---- Records provided
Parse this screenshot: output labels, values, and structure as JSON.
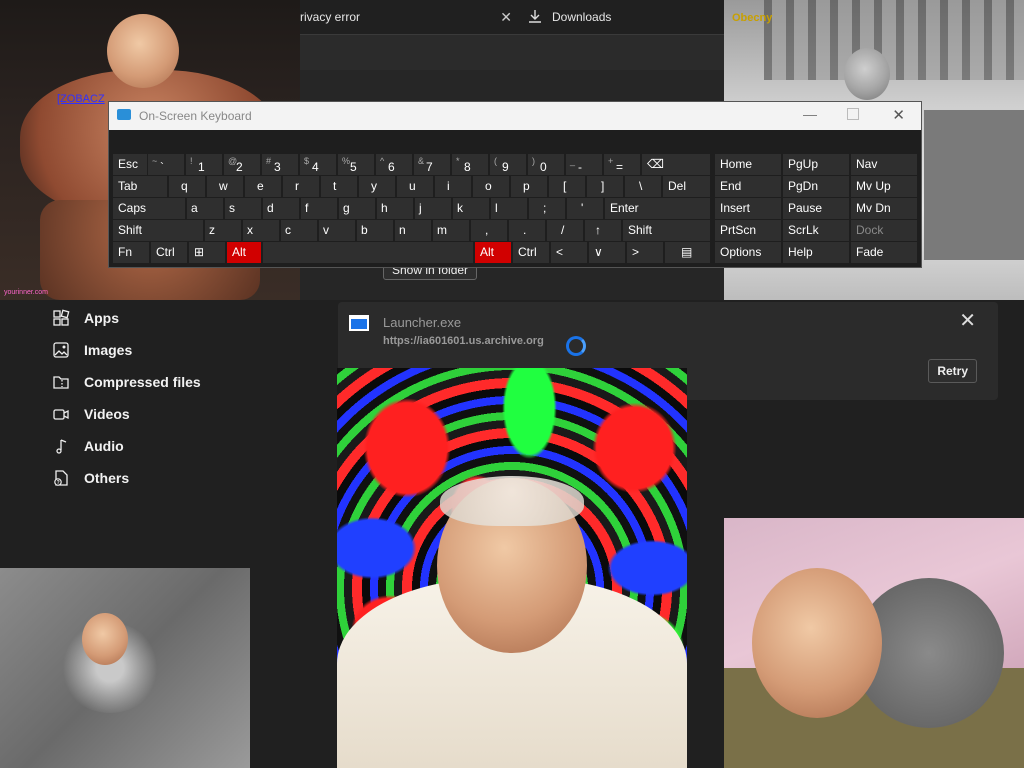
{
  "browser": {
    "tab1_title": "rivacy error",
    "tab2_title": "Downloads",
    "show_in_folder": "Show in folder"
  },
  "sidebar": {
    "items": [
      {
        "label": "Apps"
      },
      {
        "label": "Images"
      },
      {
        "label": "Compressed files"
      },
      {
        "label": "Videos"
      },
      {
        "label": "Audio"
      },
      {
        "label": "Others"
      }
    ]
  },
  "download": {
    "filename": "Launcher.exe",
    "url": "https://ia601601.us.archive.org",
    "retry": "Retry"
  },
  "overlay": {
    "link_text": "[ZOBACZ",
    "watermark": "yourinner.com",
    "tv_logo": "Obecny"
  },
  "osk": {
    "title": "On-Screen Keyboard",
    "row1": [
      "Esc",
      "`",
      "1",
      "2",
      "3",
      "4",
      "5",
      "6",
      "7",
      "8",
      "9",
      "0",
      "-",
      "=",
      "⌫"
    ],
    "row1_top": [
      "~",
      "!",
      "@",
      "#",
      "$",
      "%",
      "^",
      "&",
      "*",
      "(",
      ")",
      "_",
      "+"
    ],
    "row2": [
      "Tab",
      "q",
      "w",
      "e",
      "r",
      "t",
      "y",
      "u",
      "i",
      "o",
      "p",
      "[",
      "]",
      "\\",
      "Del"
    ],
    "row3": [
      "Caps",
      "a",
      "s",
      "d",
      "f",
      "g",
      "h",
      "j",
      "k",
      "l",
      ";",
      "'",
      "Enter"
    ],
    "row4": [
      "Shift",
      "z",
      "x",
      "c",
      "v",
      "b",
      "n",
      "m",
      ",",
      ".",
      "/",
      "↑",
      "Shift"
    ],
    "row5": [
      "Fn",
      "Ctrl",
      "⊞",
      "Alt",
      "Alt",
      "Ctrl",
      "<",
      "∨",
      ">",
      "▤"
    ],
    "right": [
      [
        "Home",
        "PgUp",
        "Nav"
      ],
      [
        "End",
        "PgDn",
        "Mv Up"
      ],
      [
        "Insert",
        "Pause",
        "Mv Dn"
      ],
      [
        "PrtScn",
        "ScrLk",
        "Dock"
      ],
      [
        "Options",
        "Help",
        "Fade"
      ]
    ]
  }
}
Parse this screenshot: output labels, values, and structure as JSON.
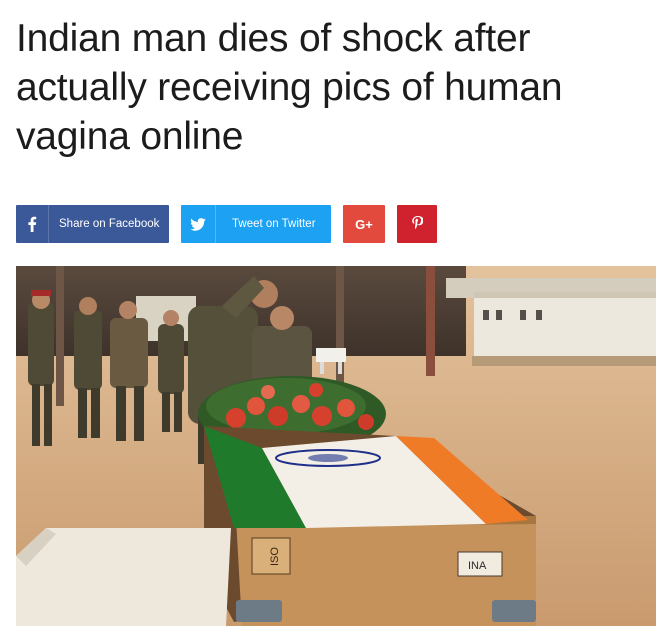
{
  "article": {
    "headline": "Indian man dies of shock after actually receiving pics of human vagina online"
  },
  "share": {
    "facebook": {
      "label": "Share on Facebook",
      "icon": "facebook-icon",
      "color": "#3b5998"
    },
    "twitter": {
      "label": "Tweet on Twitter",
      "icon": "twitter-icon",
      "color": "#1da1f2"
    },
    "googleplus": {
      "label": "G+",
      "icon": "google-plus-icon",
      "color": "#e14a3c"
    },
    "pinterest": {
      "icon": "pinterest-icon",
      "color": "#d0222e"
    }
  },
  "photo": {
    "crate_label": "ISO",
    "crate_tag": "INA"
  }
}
--------
*Problem requirements*
Restate the data above word for word. Skip every picture.

*Complete output*
Parse this screenshot: output labels, values, and structure as JSON.
{
  "browser": {
    "tab1_title": "rivacy error",
    "tab2_title": "Downloads",
    "show_in_folder": "Show in folder"
  },
  "sidebar": {
    "items": [
      {
        "label": "Apps"
      },
      {
        "label": "Images"
      },
      {
        "label": "Compressed files"
      },
      {
        "label": "Videos"
      },
      {
        "label": "Audio"
      },
      {
        "label": "Others"
      }
    ]
  },
  "download": {
    "filename": "Launcher.exe",
    "url": "https://ia601601.us.archive.org",
    "retry": "Retry"
  },
  "overlay": {
    "link_text": "[ZOBACZ",
    "watermark": "yourinner.com",
    "tv_logo": "Obecny"
  },
  "osk": {
    "title": "On-Screen Keyboard",
    "row1": [
      "Esc",
      "`",
      "1",
      "2",
      "3",
      "4",
      "5",
      "6",
      "7",
      "8",
      "9",
      "0",
      "-",
      "=",
      "⌫"
    ],
    "row1_top": [
      "~",
      "!",
      "@",
      "#",
      "$",
      "%",
      "^",
      "&",
      "*",
      "(",
      ")",
      "_",
      "+"
    ],
    "row2": [
      "Tab",
      "q",
      "w",
      "e",
      "r",
      "t",
      "y",
      "u",
      "i",
      "o",
      "p",
      "[",
      "]",
      "\\",
      "Del"
    ],
    "row3": [
      "Caps",
      "a",
      "s",
      "d",
      "f",
      "g",
      "h",
      "j",
      "k",
      "l",
      ";",
      "'",
      "Enter"
    ],
    "row4": [
      "Shift",
      "z",
      "x",
      "c",
      "v",
      "b",
      "n",
      "m",
      ",",
      ".",
      "/",
      "↑",
      "Shift"
    ],
    "row5": [
      "Fn",
      "Ctrl",
      "⊞",
      "Alt",
      "Alt",
      "Ctrl",
      "<",
      "∨",
      ">",
      "▤"
    ],
    "right": [
      [
        "Home",
        "PgUp",
        "Nav"
      ],
      [
        "End",
        "PgDn",
        "Mv Up"
      ],
      [
        "Insert",
        "Pause",
        "Mv Dn"
      ],
      [
        "PrtScn",
        "ScrLk",
        "Dock"
      ],
      [
        "Options",
        "Help",
        "Fade"
      ]
    ]
  }
}
Parse this screenshot: output labels, values, and structure as JSON.
{
  "article": {
    "headline": "Indian man dies of shock after actually receiving pics of human vagina online"
  },
  "share": {
    "facebook": {
      "label": "Share on Facebook",
      "icon": "facebook-icon",
      "color": "#3b5998"
    },
    "twitter": {
      "label": "Tweet on Twitter",
      "icon": "twitter-icon",
      "color": "#1da1f2"
    },
    "googleplus": {
      "label": "G+",
      "icon": "google-plus-icon",
      "color": "#e14a3c"
    },
    "pinterest": {
      "icon": "pinterest-icon",
      "color": "#d0222e"
    }
  },
  "photo": {
    "crate_label": "ISO",
    "crate_tag": "INA"
  }
}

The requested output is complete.